[Recorded data]
-.-.-

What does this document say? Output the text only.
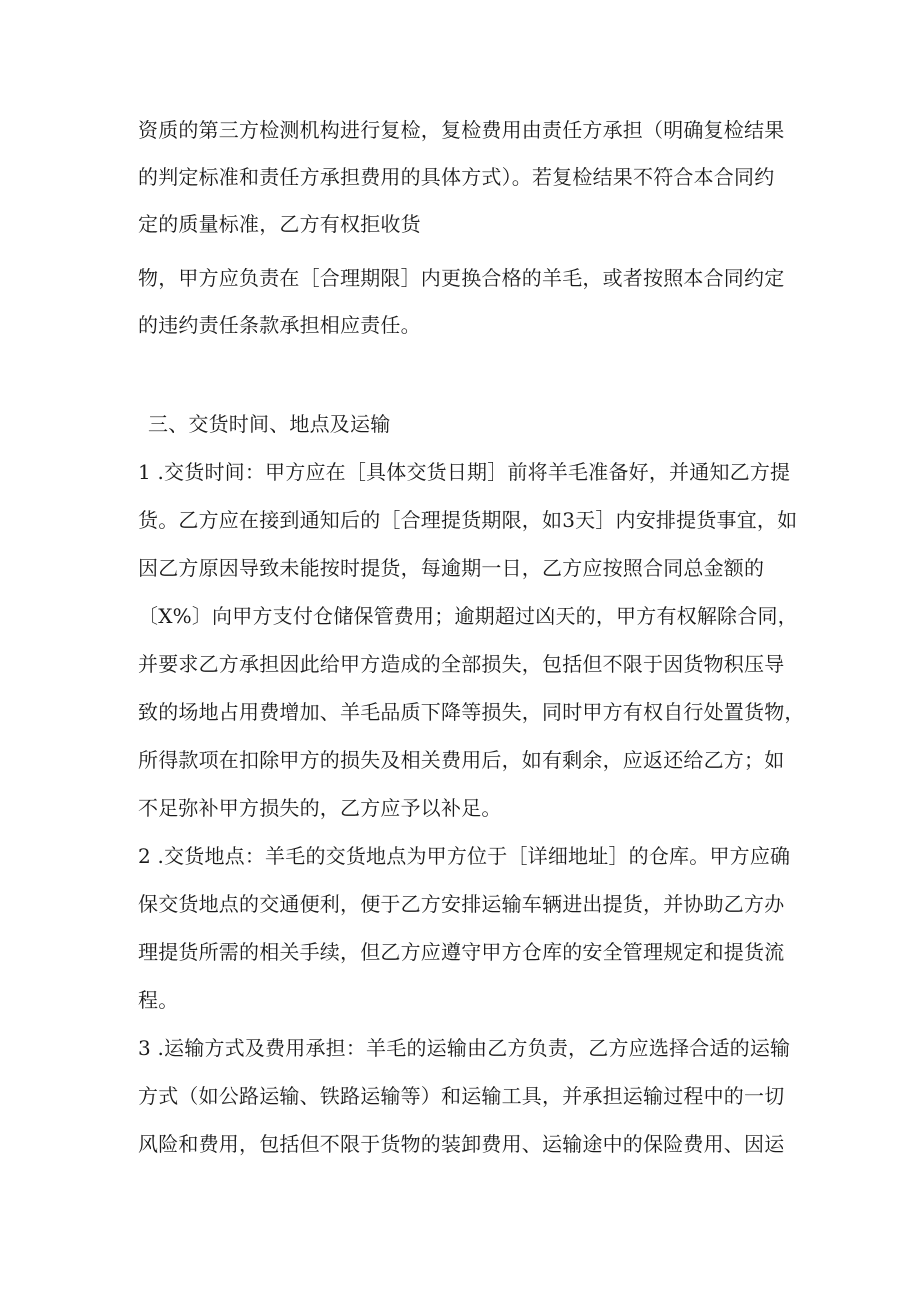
资质的第三方检测机构进行复检，复检费用由责任方承担（明确复检结果
的判定标准和责任方承担费用的具体方式）。若复检结果不符合本合同约
定的质量标准，乙方有权拒收货
物，甲方应负责在［合理期限］内更换合格的羊毛，或者按照本合同约定
的违约责任条款承担相应责任。
三、交货时间、地点及运输
1 .交货时间：甲方应在［具体交货日期］前将羊毛准备好，并通知乙方提
货。乙方应在接到通知后的［合理提货期限，如3天］内安排提货事宜，如
因乙方原因导致未能按时提货，每逾期一日，乙方应按照合同总金额的
〔X%〕向甲方支付仓储保管费用；逾期超过凶天的，甲方有权解除合同，
并要求乙方承担因此给甲方造成的全部损失，包括但不限于因货物积压导
致的场地占用费增加、羊毛品质下降等损失，同时甲方有权自行处置货物，
所得款项在扣除甲方的损失及相关费用后，如有剩余，应返还给乙方；如
不足弥补甲方损失的，乙方应予以补足。
2 .交货地点：羊毛的交货地点为甲方位于［详细地址］的仓库。甲方应确
保交货地点的交通便利，便于乙方安排运输车辆进出提货，并协助乙方办
理提货所需的相关手续，但乙方应遵守甲方仓库的安全管理规定和提货流
程。
3 .运输方式及费用承担：羊毛的运输由乙方负责，乙方应选择合适的运输
方式（如公路运输、铁路运输等）和运输工具，并承担运输过程中的一切
风险和费用，包括但不限于货物的装卸费用、运输途中的保险费用、因运
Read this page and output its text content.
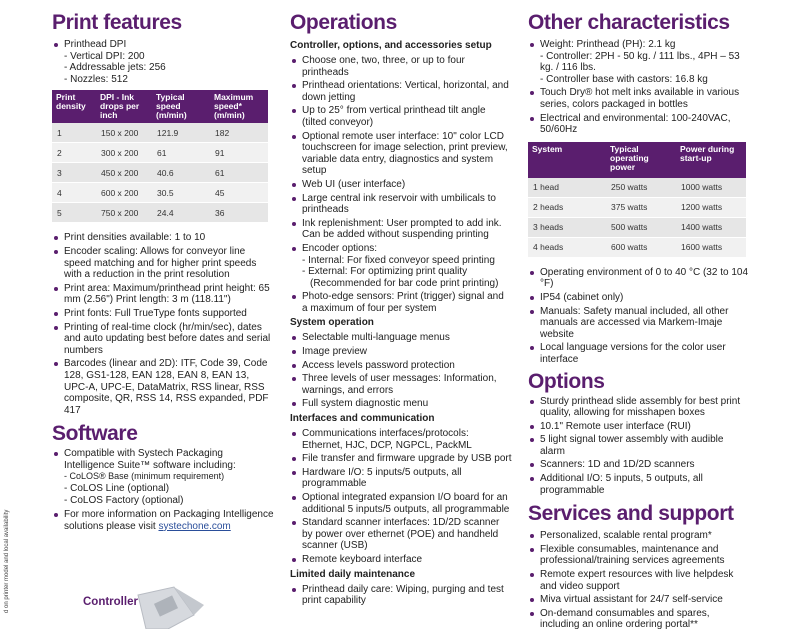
Print features
Printhead DPI
- Vertical DPI: 200
- Addressable jets: 256
- Nozzles: 512
Print density	DPI - Ink drops per inch	Typical speed (m/min)	Maximum speed* (m/min)
1	150 x 200	121.9	182
2	300 x 200	61	91
3	450 x 200	40.6	61
4	600 x 200	30.5	45
5	750 x 200	24.4	36
Print densities available: 1 to 10
Encoder scaling: Allows for conveyor line speed matching and for higher print speeds with a reduction in the print resolution
Print area: Maximum/printhead print height: 65 mm (2.56") Print length: 3 m (118.11")
Print fonts: Full TrueType fonts supported
Printing of real-time clock (hr/min/sec), dates and auto updating best before dates and serial numbers
Barcodes (linear and 2D): ITF, Code 39, Code 128, GS1-128, EAN 128, EAN 8, EAN 13, UPC-A, UPC-E, DataMatrix, RSS linear, RSS composite, QR, RSS 14, RSS expanded, PDF 417
Software
Compatible with Systech Packaging Intelligence Suite™ software including:
- CoLOS® Base (minimum requirement)
- CoLOS Line (optional)
- CoLOS Factory (optional)
For more information on Packaging Intelligence solutions please visit systechone.com
d on printer model and local availability	Controller
Operations
Controller, options, and accessories setup
Choose one, two, three, or up to four printheads
Printhead orientations: Vertical, horizontal, and down jetting
Up to 25° from vertical printhead tilt angle (tilted conveyor)
Optional remote user interface: 10" color LCD touchscreen for image selection, print preview, variable data entry, diagnostics and system setup
Web UI (user interface)
Large central ink reservoir with umbilicals to printheads
Ink replenishment: User prompted to add ink. Can be added without suspending printing
Encoder options:
- Internal: For fixed conveyor speed printing
- External: For optimizing print quality
(Recommended for bar code print printing)
Photo-edge sensors: Print (trigger) signal and a maximum of four per system
System operation
Selectable multi-language menus
Image preview
Access levels password protection
Three levels of user messages: Information, warnings, and errors
Full system diagnostic menu
Interfaces and communication
Communications interfaces/protocols: Ethernet, HJC, DCP, NGPCL, PackML
File transfer and firmware upgrade by USB port
Hardware I/O: 5 inputs/5 outputs, all programmable
Optional integrated expansion I/O board for an additional 5 inputs/5 outputs, all programmable
Standard scanner interfaces: 1D/2D scanner by power over ethernet (POE) and handheld scanner (USB)
Remote keyboard interface
Limited daily maintenance
Printhead daily care: Wiping, purging and test print capability
Other characteristics
Weight: Printhead (PH): 2.1 kg
- Controller: 2PH - 50 kg. / 111 lbs., 4PH – 53 kg. / 116 lbs.
- Controller base with castors: 16.8 kg
Touch Dry® hot melt inks available in various series, colors packaged in bottles
Electrical and environmental: 100-240VAC, 50/60Hz
System	Typical operating power	Power during start-up
1 head	250 watts	1000 watts
2 heads	375 watts	1200 watts
3 heads	500 watts	1400 watts
4 heads	600 watts	1600 watts
Operating environment of 0 to 40 °C (32 to 104 °F)
IP54 (cabinet only)
Manuals: Safety manual included, all other manuals are accessed via Markem-Imaje website
Local language versions for the color user interface
Options
Sturdy printhead slide assembly for best print quality, allowing for misshapen boxes
10.1" Remote user interface (RUI)
5 light signal tower assembly with audible alarm
Scanners: 1D and 1D/2D scanners
Additional I/O: 5 inputs, 5 outputs, all programmable
Services and support
Personalized, scalable rental program*
Flexible consumables, maintenance and professional/training services agreements
Remote expert resources with live helpdesk and video support
Miva virtual assistant for 24/7 self-service
On-demand consumables and spares, including an online ordering portal**
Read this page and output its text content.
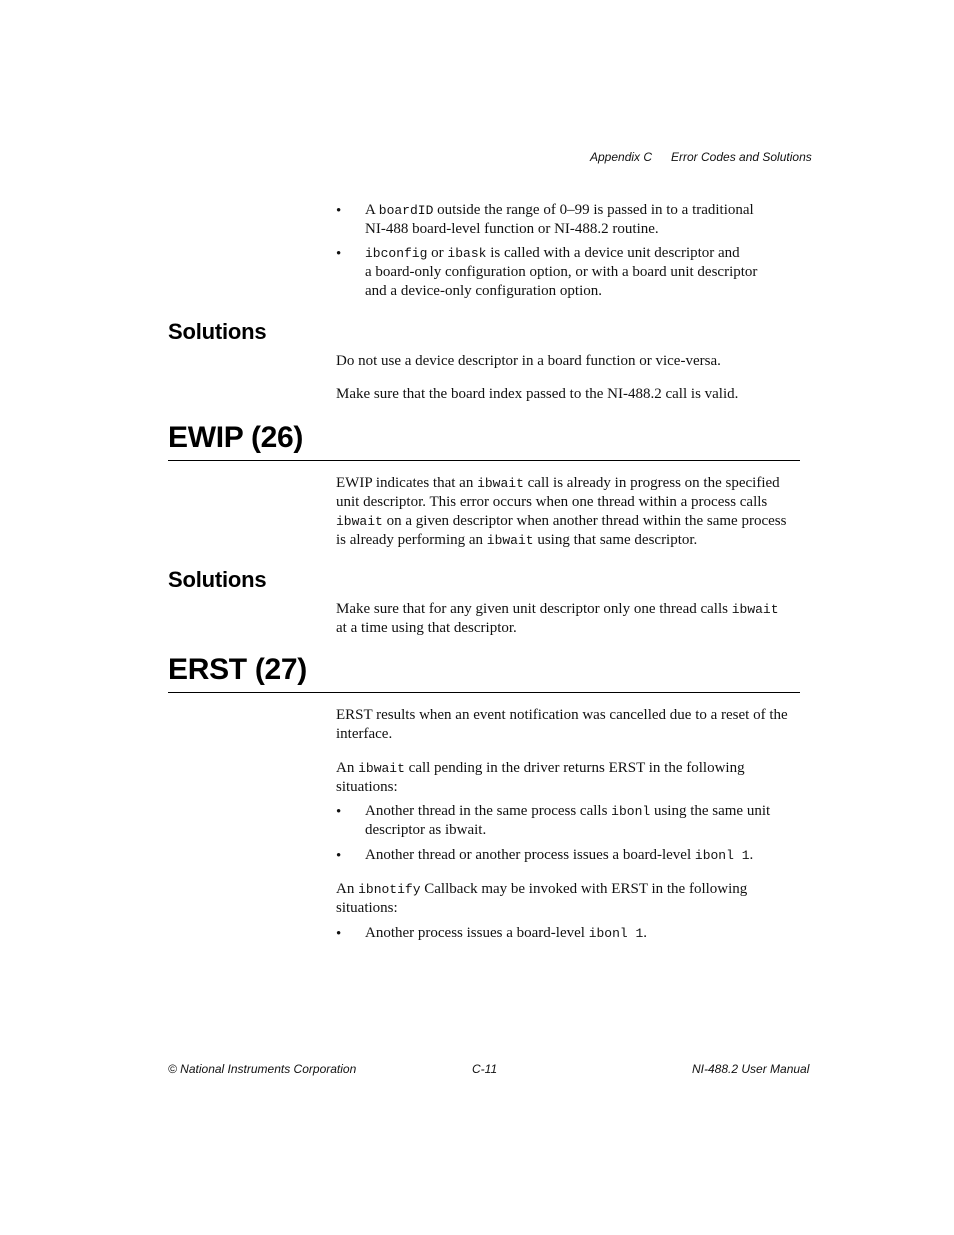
Appendix C Error Codes and Solutions
• A boardID outside the range of 0–99 is passed in to a traditional
NI-488 board-level function or NI-488.2 routine.
• ibconfig or ibask is called with a device unit descriptor and
a board-only configuration option, or with a board unit descriptor
and a device-only configuration option.
Solutions
Do not use a device descriptor in a board function or vice-versa.
Make sure that the board index passed to the NI-488.2 call is valid.
EWIP (26)
EWIP indicates that an ibwait call is already in progress on the specified
unit descriptor. This error occurs when one thread within a process calls
ibwait on a given descriptor when another thread within the same process
is already performing an ibwait using that same descriptor.
Solutions
Make sure that for any given unit descriptor only one thread calls ibwait
at a time using that descriptor.
ERST (27)
ERST results when an event notification was cancelled due to a reset of the
interface.
An ibwait call pending in the driver returns ERST in the following
situations:
• Another thread in the same process calls ibonl using the same unit
descriptor as ibwait.
• Another thread or another process issues a board-level ibonl 1.
An ibnotify Callback may be invoked with ERST in the following
situations:
• Another process issues a board-level ibonl 1.
© National Instruments Corporation	C-11	NI-488.2 User Manual
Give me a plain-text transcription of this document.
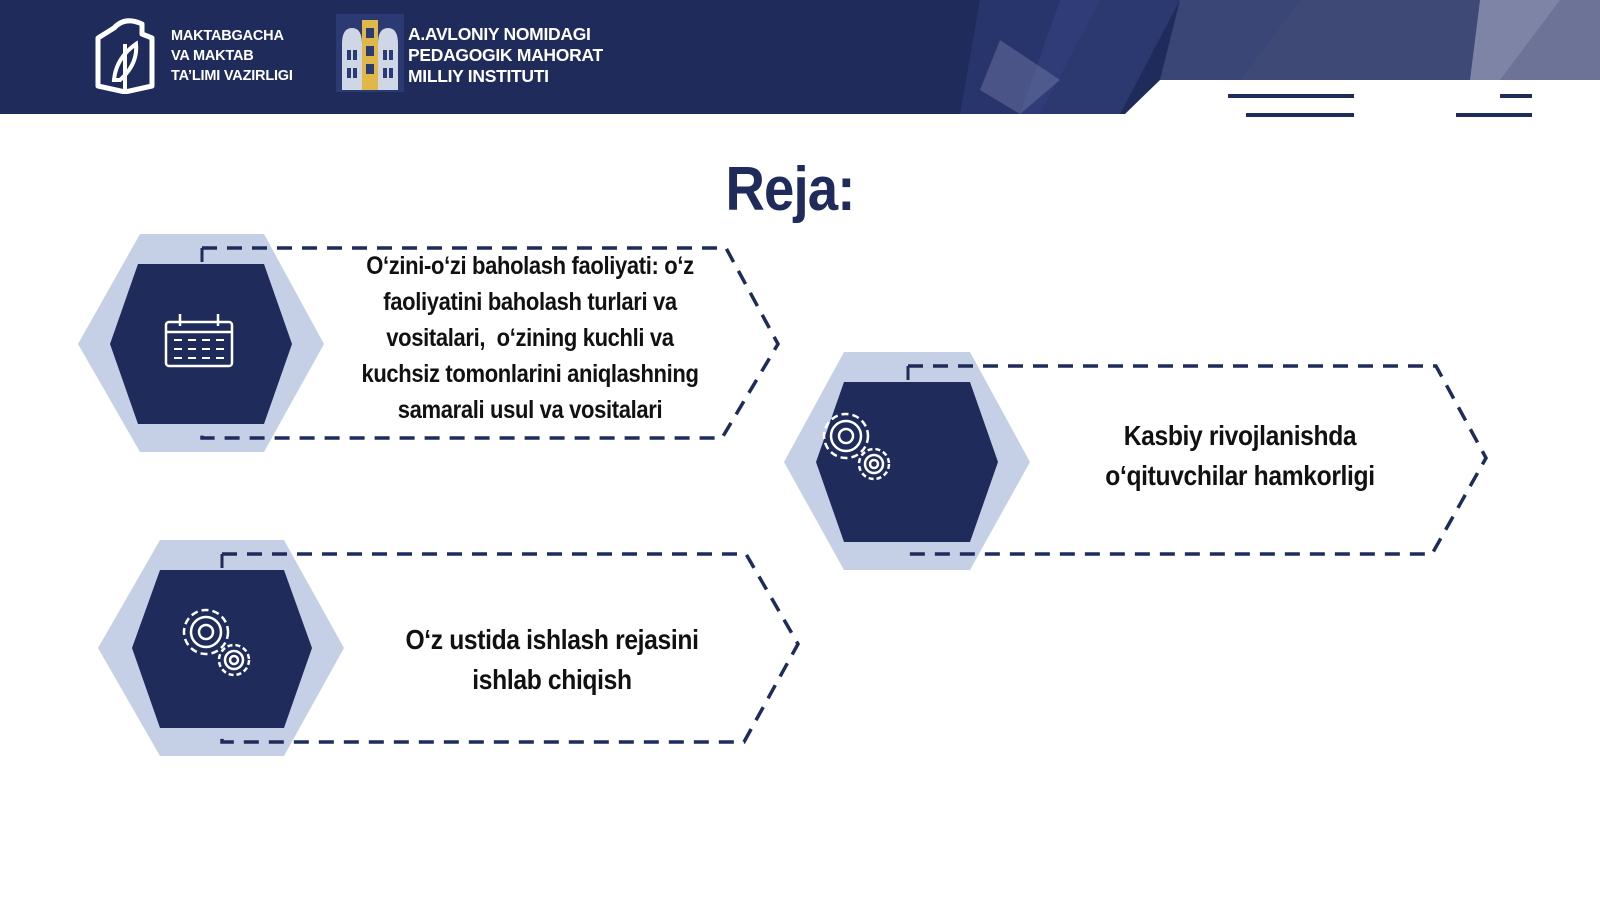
MAKTABGACHA
VA MAKTAB
TA’LIMI VAZIRLIGI
A.AVLONIY NOMIDAGI
PEDAGOGIK MAHORAT
MILLIY INSTITUTI
Reja:
O‘zini-o‘zi baholash faoliyati: o‘z
faoliyatini baholash turlari va
vositalari,  o‘zining kuchli va
kuchsiz tomonlarini aniqlashning
samarali usul va vositalari
Kasbiy rivojlanishda
o‘qituvchilar hamkorligi
O‘z ustida ishlash rejasini
ishlab chiqish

-.-.-

The pictures should not be reproduced; quote all of the other material exactly.

• Output of the task
What does this document say? Output the text only.
资质的第三方检测机构进行复检，复检费用由责任方承担（明确复检结果
的判定标准和责任方承担费用的具体方式）。若复检结果不符合本合同约
定的质量标准，乙方有权拒收货
物，甲方应负责在［合理期限］内更换合格的羊毛，或者按照本合同约定
的违约责任条款承担相应责任。
三、交货时间、地点及运输
1 .交货时间：甲方应在［具体交货日期］前将羊毛准备好，并通知乙方提
货。乙方应在接到通知后的［合理提货期限，如3天］内安排提货事宜，如
因乙方原因导致未能按时提货，每逾期一日，乙方应按照合同总金额的
〔X%〕向甲方支付仓储保管费用；逾期超过凶天的，甲方有权解除合同，
并要求乙方承担因此给甲方造成的全部损失，包括但不限于因货物积压导
致的场地占用费增加、羊毛品质下降等损失，同时甲方有权自行处置货物，
所得款项在扣除甲方的损失及相关费用后，如有剩余，应返还给乙方；如
不足弥补甲方损失的，乙方应予以补足。
2 .交货地点：羊毛的交货地点为甲方位于［详细地址］的仓库。甲方应确
保交货地点的交通便利，便于乙方安排运输车辆进出提货，并协助乙方办
理提货所需的相关手续，但乙方应遵守甲方仓库的安全管理规定和提货流
程。
3 .运输方式及费用承担：羊毛的运输由乙方负责，乙方应选择合适的运输
方式（如公路运输、铁路运输等）和运输工具，并承担运输过程中的一切
风险和费用，包括但不限于货物的装卸费用、运输途中的保险费用、因运
Read this page and output its text content.
Print features
Printhead DPI
- Vertical DPI: 200
- Addressable jets: 256
- Nozzles: 512
Print density	DPI - Ink drops per inch	Typical speed (m/min)	Maximum speed* (m/min)
1	150 x 200	121.9	182
2	300 x 200	61	91
3	450 x 200	40.6	61
4	600 x 200	30.5	45
5	750 x 200	24.4	36
Print densities available: 1 to 10
Encoder scaling: Allows for conveyor line speed matching and for higher print speeds with a reduction in the print resolution
Print area: Maximum/printhead print height: 65 mm (2.56") Print length: 3 m (118.11")
Print fonts: Full TrueType fonts supported
Printing of real-time clock (hr/min/sec), dates and auto updating best before dates and serial numbers
Barcodes (linear and 2D): ITF, Code 39, Code 128, GS1-128, EAN 128, EAN 8, EAN 13, UPC-A, UPC-E, DataMatrix, RSS linear, RSS composite, QR, RSS 14, RSS expanded, PDF 417
Software
Compatible with Systech Packaging Intelligence Suite™ software including:
- CoLOS® Base (minimum requirement)
- CoLOS Line (optional)
- CoLOS Factory (optional)
For more information on Packaging Intelligence solutions please visit systechone.com
d on printer model and local availability	Controller
Operations
Controller, options, and accessories setup
Choose one, two, three, or up to four printheads
Printhead orientations: Vertical, horizontal, and down jetting
Up to 25° from vertical printhead tilt angle (tilted conveyor)
Optional remote user interface: 10" color LCD touchscreen for image selection, print preview, variable data entry, diagnostics and system setup
Web UI (user interface)
Large central ink reservoir with umbilicals to printheads
Ink replenishment: User prompted to add ink. Can be added without suspending printing
Encoder options:
- Internal: For fixed conveyor speed printing
- External: For optimizing print quality
(Recommended for bar code print printing)
Photo-edge sensors: Print (trigger) signal and a maximum of four per system
System operation
Selectable multi-language menus
Image preview
Access levels password protection
Three levels of user messages: Information, warnings, and errors
Full system diagnostic menu
Interfaces and communication
Communications interfaces/protocols: Ethernet, HJC, DCP, NGPCL, PackML
File transfer and firmware upgrade by USB port
Hardware I/O: 5 inputs/5 outputs, all programmable
Optional integrated expansion I/O board for an additional 5 inputs/5 outputs, all programmable
Standard scanner interfaces: 1D/2D scanner by power over ethernet (POE) and handheld scanner (USB)
Remote keyboard interface
Limited daily maintenance
Printhead daily care: Wiping, purging and test print capability
Other characteristics
Weight: Printhead (PH): 2.1 kg
- Controller: 2PH - 50 kg. / 111 lbs., 4PH – 53 kg. / 116 lbs.
- Controller base with castors: 16.8 kg
Touch Dry® hot melt inks available in various series, colors packaged in bottles
Electrical and environmental: 100-240VAC, 50/60Hz
System	Typical operating power	Power during start-up
1 head	250 watts	1000 watts
2 heads	375 watts	1200 watts
3 heads	500 watts	1400 watts
4 heads	600 watts	1600 watts
Operating environment of 0 to 40 °C (32 to 104 °F)
IP54 (cabinet only)
Manuals: Safety manual included, all other manuals are accessed via Markem-Imaje website
Local language versions for the color user interface
Options
Sturdy printhead slide assembly for best print quality, allowing for misshapen boxes
10.1" Remote user interface (RUI)
5 light signal tower assembly with audible alarm
Scanners: 1D and 1D/2D scanners
Additional I/O: 5 inputs, 5 outputs, all programmable
Services and support
Personalized, scalable rental program*
Flexible consumables, maintenance and professional/training services agreements
Remote expert resources with live helpdesk and video support
Miva virtual assistant for 24/7 self-service
On-demand consumables and spares, including an online ordering portal**
Read this page and output its text content.
Appendix C Error Codes and Solutions
• A boardID outside the range of 0–99 is passed in to a traditional
NI-488 board-level function or NI-488.2 routine.
• ibconfig or ibask is called with a device unit descriptor and
a board-only configuration option, or with a board unit descriptor
and a device-only configuration option.
Solutions
Do not use a device descriptor in a board function or vice-versa.
Make sure that the board index passed to the NI-488.2 call is valid.
EWIP (26)
EWIP indicates that an ibwait call is already in progress on the specified
unit descriptor. This error occurs when one thread within a process calls
ibwait on a given descriptor when another thread within the same process
is already performing an ibwait using that same descriptor.
Solutions
Make sure that for any given unit descriptor only one thread calls ibwait
at a time using that descriptor.
ERST (27)
ERST results when an event notification was cancelled due to a reset of the
interface.
An ibwait call pending in the driver returns ERST in the following
situations:
• Another thread in the same process calls ibonl using the same unit
descriptor as ibwait.
• Another thread or another process issues a board-level ibonl 1.
An ibnotify Callback may be invoked with ERST in the following
situations:
• Another process issues a board-level ibonl 1.
© National Instruments Corporation	C-11	NI-488.2 User Manual
Give me a plain-text transcription of this document.
MAKTABGACHA
VA MAKTAB
TA’LIMI VAZIRLIGI
A.AVLONIY NOMIDAGI
PEDAGOGIK MAHORAT
MILLIY INSTITUTI
Reja:
O‘zini-o‘zi baholash faoliyati: o‘z
faoliyatini baholash turlari va
vositalari,  o‘zining kuchli va
kuchsiz tomonlarini aniqlashning
samarali usul va vositalari
Kasbiy rivojlanishda
o‘qituvchilar hamkorligi
O‘z ustida ishlash rejasini
ishlab chiqish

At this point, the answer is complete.